►
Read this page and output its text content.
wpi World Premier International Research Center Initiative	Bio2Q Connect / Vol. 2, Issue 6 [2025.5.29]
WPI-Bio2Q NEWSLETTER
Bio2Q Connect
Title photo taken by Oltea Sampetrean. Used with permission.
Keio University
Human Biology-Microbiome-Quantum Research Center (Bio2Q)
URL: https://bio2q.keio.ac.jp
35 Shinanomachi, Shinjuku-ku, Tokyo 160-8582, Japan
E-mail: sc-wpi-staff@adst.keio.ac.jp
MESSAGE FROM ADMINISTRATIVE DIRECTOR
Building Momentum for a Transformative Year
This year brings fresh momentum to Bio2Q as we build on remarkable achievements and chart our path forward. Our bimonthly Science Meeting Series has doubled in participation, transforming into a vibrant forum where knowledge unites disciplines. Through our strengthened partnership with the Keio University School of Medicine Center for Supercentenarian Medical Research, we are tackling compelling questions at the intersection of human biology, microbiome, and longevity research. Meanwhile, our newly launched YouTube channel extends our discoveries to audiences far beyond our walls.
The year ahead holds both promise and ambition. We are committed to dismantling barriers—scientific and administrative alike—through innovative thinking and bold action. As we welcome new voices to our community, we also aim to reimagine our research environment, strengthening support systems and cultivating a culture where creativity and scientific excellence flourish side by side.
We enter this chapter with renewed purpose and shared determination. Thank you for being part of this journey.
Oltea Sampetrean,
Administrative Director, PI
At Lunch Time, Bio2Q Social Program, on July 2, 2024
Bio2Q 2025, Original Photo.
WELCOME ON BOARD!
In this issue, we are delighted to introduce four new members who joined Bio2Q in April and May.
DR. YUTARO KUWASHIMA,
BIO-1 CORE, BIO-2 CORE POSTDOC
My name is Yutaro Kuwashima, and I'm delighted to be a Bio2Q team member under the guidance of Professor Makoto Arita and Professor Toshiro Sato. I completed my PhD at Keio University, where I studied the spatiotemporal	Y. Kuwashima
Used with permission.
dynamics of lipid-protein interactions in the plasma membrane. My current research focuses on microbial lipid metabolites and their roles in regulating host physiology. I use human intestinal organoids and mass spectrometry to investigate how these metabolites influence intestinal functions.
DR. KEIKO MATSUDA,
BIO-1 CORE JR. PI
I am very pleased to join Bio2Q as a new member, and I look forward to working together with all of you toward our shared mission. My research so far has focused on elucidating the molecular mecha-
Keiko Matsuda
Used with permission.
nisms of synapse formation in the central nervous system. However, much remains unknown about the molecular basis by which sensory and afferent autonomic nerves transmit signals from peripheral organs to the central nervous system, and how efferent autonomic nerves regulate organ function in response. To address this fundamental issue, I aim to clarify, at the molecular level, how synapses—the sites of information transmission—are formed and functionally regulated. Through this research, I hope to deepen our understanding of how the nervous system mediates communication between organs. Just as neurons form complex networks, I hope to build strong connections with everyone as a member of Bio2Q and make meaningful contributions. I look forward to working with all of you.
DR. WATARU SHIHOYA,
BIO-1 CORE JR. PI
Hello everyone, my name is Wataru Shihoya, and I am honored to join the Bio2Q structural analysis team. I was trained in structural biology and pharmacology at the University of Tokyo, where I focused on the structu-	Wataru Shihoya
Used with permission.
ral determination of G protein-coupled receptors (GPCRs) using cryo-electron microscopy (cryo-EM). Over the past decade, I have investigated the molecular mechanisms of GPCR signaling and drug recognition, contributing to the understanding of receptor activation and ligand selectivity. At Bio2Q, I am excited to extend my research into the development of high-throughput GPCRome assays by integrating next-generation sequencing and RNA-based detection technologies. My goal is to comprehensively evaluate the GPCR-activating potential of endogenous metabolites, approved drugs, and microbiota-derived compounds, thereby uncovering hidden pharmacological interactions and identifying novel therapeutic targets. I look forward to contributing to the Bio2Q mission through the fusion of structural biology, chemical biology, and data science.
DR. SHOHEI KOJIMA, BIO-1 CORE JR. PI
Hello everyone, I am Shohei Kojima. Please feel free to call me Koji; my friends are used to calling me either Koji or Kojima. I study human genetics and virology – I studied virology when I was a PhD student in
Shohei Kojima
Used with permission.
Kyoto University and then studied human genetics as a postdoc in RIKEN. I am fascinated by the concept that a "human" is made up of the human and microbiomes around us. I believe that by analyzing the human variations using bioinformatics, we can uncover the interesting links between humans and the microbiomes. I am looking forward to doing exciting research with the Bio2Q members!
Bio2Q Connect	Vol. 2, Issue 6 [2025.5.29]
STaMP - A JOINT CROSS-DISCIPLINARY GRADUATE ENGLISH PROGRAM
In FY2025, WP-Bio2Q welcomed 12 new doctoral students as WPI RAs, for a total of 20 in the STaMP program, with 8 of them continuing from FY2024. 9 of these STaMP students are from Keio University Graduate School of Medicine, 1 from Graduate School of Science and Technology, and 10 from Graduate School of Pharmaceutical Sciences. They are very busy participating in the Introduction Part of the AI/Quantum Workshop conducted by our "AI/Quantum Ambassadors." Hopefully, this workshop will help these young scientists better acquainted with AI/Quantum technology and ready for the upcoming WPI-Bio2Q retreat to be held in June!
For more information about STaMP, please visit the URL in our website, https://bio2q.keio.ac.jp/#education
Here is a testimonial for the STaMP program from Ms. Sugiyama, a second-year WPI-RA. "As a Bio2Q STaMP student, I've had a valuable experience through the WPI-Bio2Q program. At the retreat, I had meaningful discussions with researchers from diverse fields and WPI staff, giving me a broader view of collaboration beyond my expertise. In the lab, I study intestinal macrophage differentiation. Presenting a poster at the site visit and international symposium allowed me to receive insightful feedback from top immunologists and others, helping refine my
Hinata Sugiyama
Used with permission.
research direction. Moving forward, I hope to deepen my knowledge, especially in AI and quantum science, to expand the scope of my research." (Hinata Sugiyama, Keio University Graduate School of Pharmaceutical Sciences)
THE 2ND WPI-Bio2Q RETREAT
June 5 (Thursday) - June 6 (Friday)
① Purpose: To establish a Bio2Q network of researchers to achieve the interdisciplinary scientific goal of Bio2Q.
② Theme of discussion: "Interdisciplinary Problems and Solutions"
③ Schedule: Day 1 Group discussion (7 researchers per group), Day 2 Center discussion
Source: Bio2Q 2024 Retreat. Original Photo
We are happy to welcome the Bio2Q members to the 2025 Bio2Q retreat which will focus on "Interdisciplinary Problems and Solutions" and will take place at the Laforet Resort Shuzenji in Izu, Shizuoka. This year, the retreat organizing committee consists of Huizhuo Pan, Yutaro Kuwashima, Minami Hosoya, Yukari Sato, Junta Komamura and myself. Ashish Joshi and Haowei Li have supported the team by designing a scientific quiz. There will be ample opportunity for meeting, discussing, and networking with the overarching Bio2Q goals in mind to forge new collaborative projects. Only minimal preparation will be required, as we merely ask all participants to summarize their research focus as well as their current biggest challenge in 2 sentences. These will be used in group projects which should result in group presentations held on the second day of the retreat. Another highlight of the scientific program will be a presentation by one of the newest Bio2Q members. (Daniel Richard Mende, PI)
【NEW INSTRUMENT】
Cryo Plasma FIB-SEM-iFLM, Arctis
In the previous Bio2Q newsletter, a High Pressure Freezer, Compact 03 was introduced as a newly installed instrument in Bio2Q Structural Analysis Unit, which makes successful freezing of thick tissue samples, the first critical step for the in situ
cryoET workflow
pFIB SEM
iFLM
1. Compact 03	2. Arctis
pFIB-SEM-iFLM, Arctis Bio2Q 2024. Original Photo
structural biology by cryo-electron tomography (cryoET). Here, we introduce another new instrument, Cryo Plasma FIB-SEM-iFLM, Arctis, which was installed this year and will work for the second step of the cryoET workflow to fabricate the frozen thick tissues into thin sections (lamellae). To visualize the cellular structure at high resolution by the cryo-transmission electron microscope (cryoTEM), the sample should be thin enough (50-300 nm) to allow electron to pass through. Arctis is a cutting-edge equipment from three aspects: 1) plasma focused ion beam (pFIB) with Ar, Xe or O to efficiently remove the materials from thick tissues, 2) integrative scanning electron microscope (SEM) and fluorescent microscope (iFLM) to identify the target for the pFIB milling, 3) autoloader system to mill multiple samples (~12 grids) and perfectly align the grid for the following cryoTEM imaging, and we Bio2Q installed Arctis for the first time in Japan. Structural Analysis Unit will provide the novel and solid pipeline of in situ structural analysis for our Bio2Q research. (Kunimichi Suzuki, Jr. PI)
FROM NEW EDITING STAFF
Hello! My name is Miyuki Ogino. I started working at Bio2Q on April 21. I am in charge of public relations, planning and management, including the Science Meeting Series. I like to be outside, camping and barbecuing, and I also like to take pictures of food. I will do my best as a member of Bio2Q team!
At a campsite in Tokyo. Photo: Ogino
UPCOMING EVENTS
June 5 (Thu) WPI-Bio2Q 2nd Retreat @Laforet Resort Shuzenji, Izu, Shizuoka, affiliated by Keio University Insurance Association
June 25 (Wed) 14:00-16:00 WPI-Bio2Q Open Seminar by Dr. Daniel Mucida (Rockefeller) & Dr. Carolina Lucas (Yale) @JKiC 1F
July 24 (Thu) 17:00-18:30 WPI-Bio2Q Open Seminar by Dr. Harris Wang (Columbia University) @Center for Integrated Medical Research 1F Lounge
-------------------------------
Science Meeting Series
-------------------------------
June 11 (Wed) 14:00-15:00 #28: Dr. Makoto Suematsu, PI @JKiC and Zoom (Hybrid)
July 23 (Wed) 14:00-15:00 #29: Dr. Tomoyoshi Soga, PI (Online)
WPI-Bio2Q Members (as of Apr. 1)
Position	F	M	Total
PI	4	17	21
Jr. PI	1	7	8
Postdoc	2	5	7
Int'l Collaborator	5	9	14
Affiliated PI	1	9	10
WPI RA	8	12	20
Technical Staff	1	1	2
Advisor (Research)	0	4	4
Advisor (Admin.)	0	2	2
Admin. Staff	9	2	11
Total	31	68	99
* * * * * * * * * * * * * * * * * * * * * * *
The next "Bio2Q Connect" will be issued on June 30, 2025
◄
● **WORK TO COMPLETE**
Search the records above for the string "thick". Copy every line that contains it.

● **ANSWER TO THIS PROBLEM**
In the previous Bio2Q newsletter, a High Pressure Freezer, Compact 03 was introduced as a newly installed instrument in Bio2Q Structural Analysis Unit, which makes successful freezing of thick tissue samples, the first critical step for the in situ
structural biology by cryo-electron tomography (cryoET). Here, we introduce another new instrument, Cryo Plasma FIB-SEM-iFLM, Arctis, which was installed this year and will work for the second step of the cryoET workflow to fabricate the frozen thick tissues into thin sections (lamellae). To visualize the cellular structure at high resolution by the cryo-transmission electron microscope (cryoTEM), the sample should be thin enough (50-300 nm) to allow electron to pass through. Arctis is a cutting-edge equipment from three aspects: 1) plasma focused ion beam (pFIB) with Ar, Xe or O to efficiently remove the materials from thick tissues, 2) integrative scanning electron microscope (SEM) and fluorescent microscope (iFLM) to identify the target for the pFIB milling, 3) autoloader system to mill multiple samples (~12 grids) and perfectly align the grid for the following cryoTEM imaging, and we Bio2Q installed Arctis for the first time in Japan. Structural Analysis Unit will provide the novel and solid pipeline of in situ structural analysis for our Bio2Q research. (Kunimichi Suzuki, Jr. PI)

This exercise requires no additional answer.